**Task to carry out**
Each record must be retyped in full. No character may differ.

*** Begin section ***

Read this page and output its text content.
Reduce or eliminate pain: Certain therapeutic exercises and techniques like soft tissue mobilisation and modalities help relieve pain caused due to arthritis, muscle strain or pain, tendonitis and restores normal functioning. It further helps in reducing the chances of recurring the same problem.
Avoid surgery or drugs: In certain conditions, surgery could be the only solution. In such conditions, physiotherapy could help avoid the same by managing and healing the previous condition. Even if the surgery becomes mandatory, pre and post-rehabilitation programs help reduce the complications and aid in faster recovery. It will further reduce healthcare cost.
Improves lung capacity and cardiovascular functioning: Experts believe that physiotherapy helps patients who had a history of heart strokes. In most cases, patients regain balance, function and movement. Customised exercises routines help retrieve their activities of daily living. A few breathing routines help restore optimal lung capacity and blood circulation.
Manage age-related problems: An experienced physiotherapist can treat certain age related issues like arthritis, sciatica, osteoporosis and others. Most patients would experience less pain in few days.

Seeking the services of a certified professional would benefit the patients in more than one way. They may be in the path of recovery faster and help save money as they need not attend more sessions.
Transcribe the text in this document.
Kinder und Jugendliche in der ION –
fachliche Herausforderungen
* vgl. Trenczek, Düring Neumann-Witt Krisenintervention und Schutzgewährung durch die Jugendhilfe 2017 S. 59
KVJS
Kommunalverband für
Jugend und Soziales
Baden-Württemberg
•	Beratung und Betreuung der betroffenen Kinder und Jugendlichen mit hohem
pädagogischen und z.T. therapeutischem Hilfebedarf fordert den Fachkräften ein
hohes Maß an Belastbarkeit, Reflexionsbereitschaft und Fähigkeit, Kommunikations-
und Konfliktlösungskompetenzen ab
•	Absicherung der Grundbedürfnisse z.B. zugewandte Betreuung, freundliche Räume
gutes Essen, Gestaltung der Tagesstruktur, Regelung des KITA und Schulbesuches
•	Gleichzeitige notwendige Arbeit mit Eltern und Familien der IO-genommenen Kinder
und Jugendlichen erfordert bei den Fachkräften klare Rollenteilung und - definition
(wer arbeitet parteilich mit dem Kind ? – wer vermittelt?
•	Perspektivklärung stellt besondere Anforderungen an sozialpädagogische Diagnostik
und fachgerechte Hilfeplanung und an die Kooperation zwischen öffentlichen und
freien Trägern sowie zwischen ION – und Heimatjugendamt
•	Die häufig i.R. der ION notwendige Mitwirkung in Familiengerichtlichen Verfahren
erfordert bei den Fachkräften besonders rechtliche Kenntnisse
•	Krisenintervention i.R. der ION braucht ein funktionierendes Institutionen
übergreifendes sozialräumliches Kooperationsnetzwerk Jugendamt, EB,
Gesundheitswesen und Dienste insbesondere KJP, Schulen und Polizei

*** End section ***

**Output for this task**
Read this page and output its text content.
Reduce or eliminate pain: Certain therapeutic exercises and techniques like soft tissue mobilisation and modalities help relieve pain caused due to arthritis, muscle strain or pain, tendonitis and restores normal functioning. It further helps in reducing the chances of recurring the same problem.
Avoid surgery or drugs: In certain conditions, surgery could be the only solution. In such conditions, physiotherapy could help avoid the same by managing and healing the previous condition. Even if the surgery becomes mandatory, pre and post-rehabilitation programs help reduce the complications and aid in faster recovery. It will further reduce healthcare cost.
Improves lung capacity and cardiovascular functioning: Experts believe that physiotherapy helps patients who had a history of heart strokes. In most cases, patients regain balance, function and movement. Customised exercises routines help retrieve their activities of daily living. A few breathing routines help restore optimal lung capacity and blood circulation.
Manage age-related problems: An experienced physiotherapist can treat certain age related issues like arthritis, sciatica, osteoporosis and others. Most patients would experience less pain in few days.

Seeking the services of a certified professional would benefit the patients in more than one way. They may be in the path of recovery faster and help save money as they need not attend more sessions.
Transcribe the text in this document.
Kinder und Jugendliche in der ION –
fachliche Herausforderungen
* vgl. Trenczek, Düring Neumann-Witt Krisenintervention und Schutzgewährung durch die Jugendhilfe 2017 S. 59
KVJS
Kommunalverband für
Jugend und Soziales
Baden-Württemberg
•	Beratung und Betreuung der betroffenen Kinder und Jugendlichen mit hohem
pädagogischen und z.T. therapeutischem Hilfebedarf fordert den Fachkräften ein
hohes Maß an Belastbarkeit, Reflexionsbereitschaft und Fähigkeit, Kommunikations-
und Konfliktlösungskompetenzen ab
•	Absicherung der Grundbedürfnisse z.B. zugewandte Betreuung, freundliche Räume
gutes Essen, Gestaltung der Tagesstruktur, Regelung des KITA und Schulbesuches
•	Gleichzeitige notwendige Arbeit mit Eltern und Familien der IO-genommenen Kinder
und Jugendlichen erfordert bei den Fachkräften klare Rollenteilung und - definition
(wer arbeitet parteilich mit dem Kind ? – wer vermittelt?
•	Perspektivklärung stellt besondere Anforderungen an sozialpädagogische Diagnostik
und fachgerechte Hilfeplanung und an die Kooperation zwischen öffentlichen und
freien Trägern sowie zwischen ION – und Heimatjugendamt
•	Die häufig i.R. der ION notwendige Mitwirkung in Familiengerichtlichen Verfahren
erfordert bei den Fachkräften besonders rechtliche Kenntnisse
•	Krisenintervention i.R. der ION braucht ein funktionierendes Institutionen
übergreifendes sozialräumliches Kooperationsnetzwerk Jugendamt, EB,
Gesundheitswesen und Dienste insbesondere KJP, Schulen und Polizei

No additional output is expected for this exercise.